» What the task asks: Among these lines, how many include "this"? Answer only with the number.

## Start

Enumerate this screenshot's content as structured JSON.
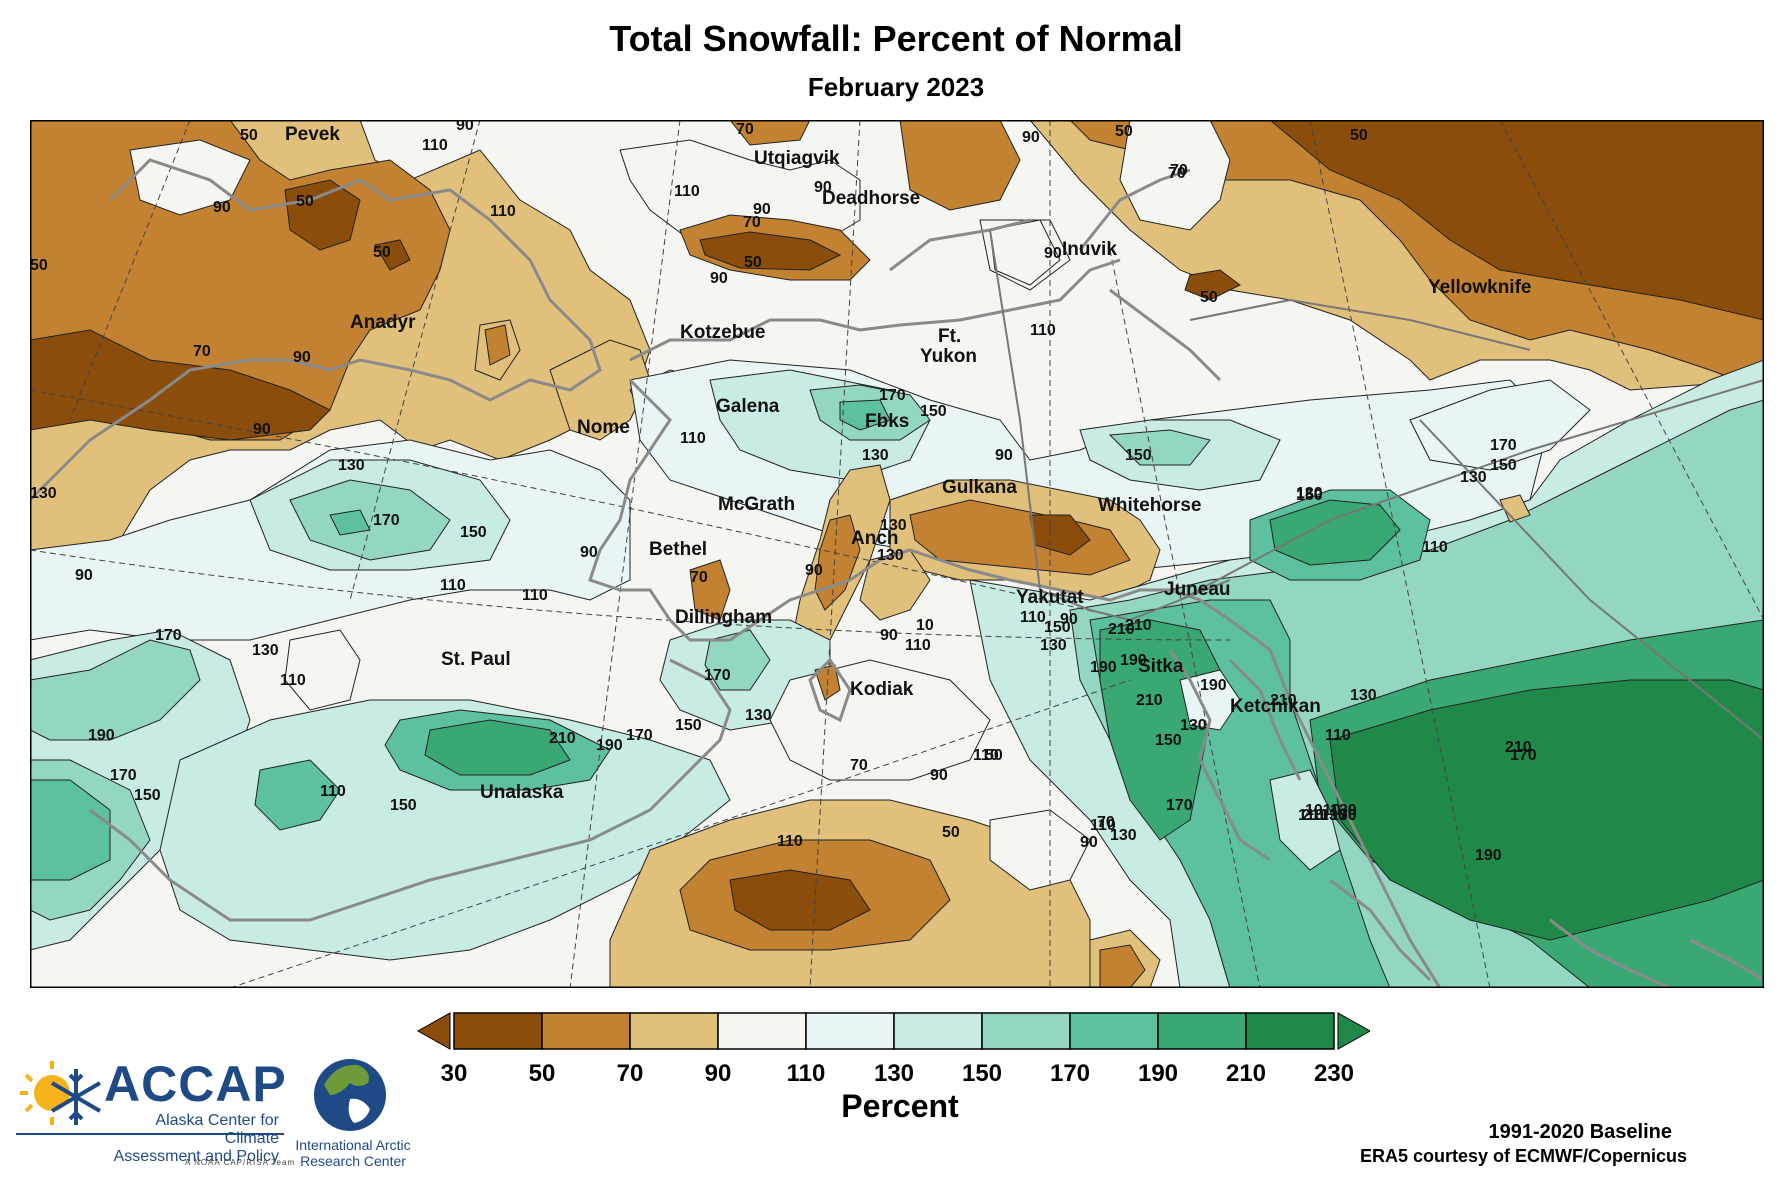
{
  "title": "Total Snowfall: Percent of Normal",
  "subtitle": "February 2023",
  "colors": {
    "c30_50": "#8b4d0b",
    "c50_70": "#c28232",
    "c70_90": "#e1c07c",
    "c90_110": "#f5f5f2",
    "c110_130": "#e8f5f4",
    "c130_150": "#c8ebe3",
    "c150_170": "#93d7c3",
    "c170_190": "#5dc19f",
    "c190_210": "#3aa873",
    "c210_230": "#20894a",
    "coast": "#888888",
    "contour": "#222222"
  },
  "cities": [
    {
      "id": "pevek",
      "name": "Pevek"
    },
    {
      "id": "utqiagvik",
      "name": "Utqiagvik"
    },
    {
      "id": "deadhorse",
      "name": "Deadhorse"
    },
    {
      "id": "inuvik",
      "name": "Inuvik"
    },
    {
      "id": "yellowknife",
      "name": "Yellowknife"
    },
    {
      "id": "anadyr",
      "name": "Anadyr"
    },
    {
      "id": "kotzebue",
      "name": "Kotzebue"
    },
    {
      "id": "ft_yukon_1",
      "name": "Ft."
    },
    {
      "id": "ft_yukon_2",
      "name": "Yukon"
    },
    {
      "id": "nome",
      "name": "Nome"
    },
    {
      "id": "galena",
      "name": "Galena"
    },
    {
      "id": "fbks",
      "name": "Fbks"
    },
    {
      "id": "gulkana",
      "name": "Gulkana"
    },
    {
      "id": "whitehorse",
      "name": "Whitehorse"
    },
    {
      "id": "mcgrath",
      "name": "McGrath"
    },
    {
      "id": "bethel",
      "name": "Bethel"
    },
    {
      "id": "anch",
      "name": "Anch"
    },
    {
      "id": "yakutat",
      "name": "Yakutat"
    },
    {
      "id": "juneau",
      "name": "Juneau"
    },
    {
      "id": "dillingham",
      "name": "Dillingham"
    },
    {
      "id": "st_paul",
      "name": "St. Paul"
    },
    {
      "id": "sitka",
      "name": "Sitka"
    },
    {
      "id": "kodiak",
      "name": "Kodiak"
    },
    {
      "id": "ketchikan",
      "name": "Ketchikan"
    },
    {
      "id": "unalaska",
      "name": "Unalaska"
    }
  ],
  "contour_labels": [
    {
      "id": "l1",
      "text": "50"
    },
    {
      "id": "l2",
      "text": "110"
    },
    {
      "id": "l3",
      "text": "90"
    },
    {
      "id": "l4",
      "text": "70"
    },
    {
      "id": "l5",
      "text": "90"
    },
    {
      "id": "l6",
      "text": "50"
    },
    {
      "id": "l7",
      "text": "70"
    },
    {
      "id": "l8",
      "text": "50"
    },
    {
      "id": "l9",
      "text": "90"
    },
    {
      "id": "l10",
      "text": "50"
    },
    {
      "id": "l11",
      "text": "110"
    },
    {
      "id": "l12",
      "text": "50"
    },
    {
      "id": "l13",
      "text": "90"
    },
    {
      "id": "l14",
      "text": "110"
    },
    {
      "id": "l15",
      "text": "90"
    },
    {
      "id": "l16",
      "text": "70"
    },
    {
      "id": "l17",
      "text": "50"
    },
    {
      "id": "l18",
      "text": "90"
    },
    {
      "id": "l19",
      "text": "90"
    },
    {
      "id": "l20",
      "text": "50"
    },
    {
      "id": "l21",
      "text": "50"
    },
    {
      "id": "l22",
      "text": "70"
    },
    {
      "id": "l23",
      "text": "90"
    },
    {
      "id": "l24",
      "text": "70"
    },
    {
      "id": "l25",
      "text": "110"
    },
    {
      "id": "l26",
      "text": "110"
    },
    {
      "id": "l27",
      "text": "90"
    },
    {
      "id": "l28",
      "text": "130"
    },
    {
      "id": "l29",
      "text": "110"
    },
    {
      "id": "l30",
      "text": "170"
    },
    {
      "id": "l31",
      "text": "150"
    },
    {
      "id": "l32",
      "text": "130"
    },
    {
      "id": "l33",
      "text": "130"
    },
    {
      "id": "l34",
      "text": "170"
    },
    {
      "id": "l35",
      "text": "150"
    },
    {
      "id": "l36",
      "text": "130"
    },
    {
      "id": "l37",
      "text": "90"
    },
    {
      "id": "l38",
      "text": "150"
    },
    {
      "id": "l39",
      "text": "170"
    },
    {
      "id": "l40",
      "text": "150"
    },
    {
      "id": "l41",
      "text": "130"
    },
    {
      "id": "l42",
      "text": "110"
    },
    {
      "id": "l43",
      "text": "90"
    },
    {
      "id": "l44",
      "text": "110"
    },
    {
      "id": "l45",
      "text": "70"
    },
    {
      "id": "l46",
      "text": "90"
    },
    {
      "id": "l47",
      "text": "130"
    },
    {
      "id": "l48",
      "text": "90"
    },
    {
      "id": "l49",
      "text": "90"
    },
    {
      "id": "l50",
      "text": "110"
    },
    {
      "id": "l51",
      "text": "210"
    },
    {
      "id": "l52",
      "text": "170"
    },
    {
      "id": "l53",
      "text": "130"
    },
    {
      "id": "l54",
      "text": "110"
    },
    {
      "id": "l55",
      "text": "170"
    },
    {
      "id": "l56",
      "text": "190"
    },
    {
      "id": "l57",
      "text": "210"
    },
    {
      "id": "l58",
      "text": "190"
    },
    {
      "id": "l59",
      "text": "170"
    },
    {
      "id": "l60",
      "text": "190"
    },
    {
      "id": "l61",
      "text": "170"
    },
    {
      "id": "l62",
      "text": "150"
    },
    {
      "id": "l63",
      "text": "150"
    },
    {
      "id": "l64",
      "text": "110"
    },
    {
      "id": "l65",
      "text": "150"
    },
    {
      "id": "l66",
      "text": "130"
    },
    {
      "id": "l67",
      "text": "90"
    },
    {
      "id": "l68",
      "text": "110"
    },
    {
      "id": "l69",
      "text": "50"
    },
    {
      "id": "l70",
      "text": "70"
    },
    {
      "id": "l71",
      "text": "90"
    },
    {
      "id": "l72",
      "text": "110"
    },
    {
      "id": "l73",
      "text": "50"
    },
    {
      "id": "l74",
      "text": "110"
    },
    {
      "id": "l75",
      "text": "90"
    },
    {
      "id": "l76",
      "text": "70"
    },
    {
      "id": "l77",
      "text": "130"
    },
    {
      "id": "l78",
      "text": "110"
    },
    {
      "id": "l79",
      "text": "150"
    },
    {
      "id": "l80",
      "text": "130"
    },
    {
      "id": "l81",
      "text": "210"
    },
    {
      "id": "l82",
      "text": "190"
    },
    {
      "id": "l83",
      "text": "210"
    },
    {
      "id": "l84",
      "text": "190"
    },
    {
      "id": "l85",
      "text": "130"
    },
    {
      "id": "l86",
      "text": "150"
    },
    {
      "id": "l87",
      "text": "170"
    },
    {
      "id": "l88",
      "text": "210"
    },
    {
      "id": "l89",
      "text": "210"
    },
    {
      "id": "l90",
      "text": "130"
    },
    {
      "id": "l91",
      "text": "150"
    },
    {
      "id": "l92",
      "text": "170"
    },
    {
      "id": "l93",
      "text": "110"
    },
    {
      "id": "l94",
      "text": "130"
    },
    {
      "id": "l95",
      "text": "190"
    },
    {
      "id": "l96",
      "text": "210"
    },
    {
      "id": "l97",
      "text": "130"
    },
    {
      "id": "l98",
      "text": "150"
    },
    {
      "id": "l99",
      "text": "130"
    },
    {
      "id": "l100",
      "text": "170"
    },
    {
      "id": "l101",
      "text": "1010"
    },
    {
      "id": "l102",
      "text": "110"
    },
    {
      "id": "l103",
      "text": "10"
    }
  ],
  "legend": {
    "title": "Percent",
    "ticks": [
      "30",
      "50",
      "70",
      "90",
      "110",
      "130",
      "150",
      "170",
      "190",
      "210",
      "230"
    ]
  },
  "footer": {
    "baseline": "1991-2020 Baseline",
    "credit": "ERA5 courtesy of ECMWF/Copernicus"
  },
  "logos": {
    "accap_name": "ACCAP",
    "accap_line1": "Alaska Center for Climate",
    "accap_line2": "Assessment and Policy",
    "accap_tag": "A NOAA CAP/RISA Team",
    "iarc_line1": "International Arctic",
    "iarc_line2": "Research Center"
  }
}
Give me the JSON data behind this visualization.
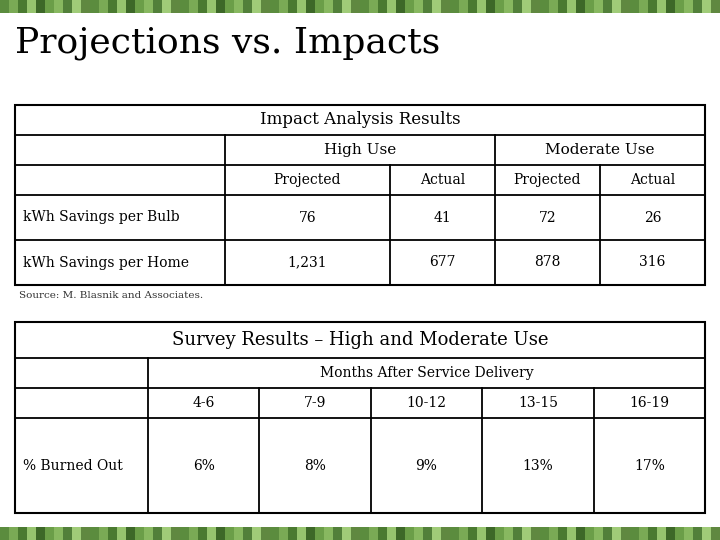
{
  "title": "Projections vs. Impacts",
  "title_fontsize": 26,
  "title_color": "#000000",
  "background_color": "#ffffff",
  "table1_title": "Impact Analysis Results",
  "table1_rows": [
    [
      "kWh Savings per Bulb",
      "76",
      "41",
      "72",
      "26"
    ],
    [
      "kWh Savings per Home",
      "1,231",
      "677",
      "878",
      "316"
    ]
  ],
  "source_text": "Source: M. Blasnik and Associates.",
  "table2_title": "Survey Results – High and Moderate Use",
  "table2_periods": [
    "4-6",
    "7-9",
    "10-12",
    "13-15",
    "16-19"
  ],
  "table2_row": [
    "% Burned Out",
    "6%",
    "8%",
    "9%",
    "13%",
    "17%"
  ],
  "border_colors": [
    "#5a8a3c",
    "#8ab85a",
    "#3a6a2c",
    "#aad06a",
    "#2a5a1c",
    "#c8e88a"
  ],
  "font_family": "serif"
}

## End

» Written response: 2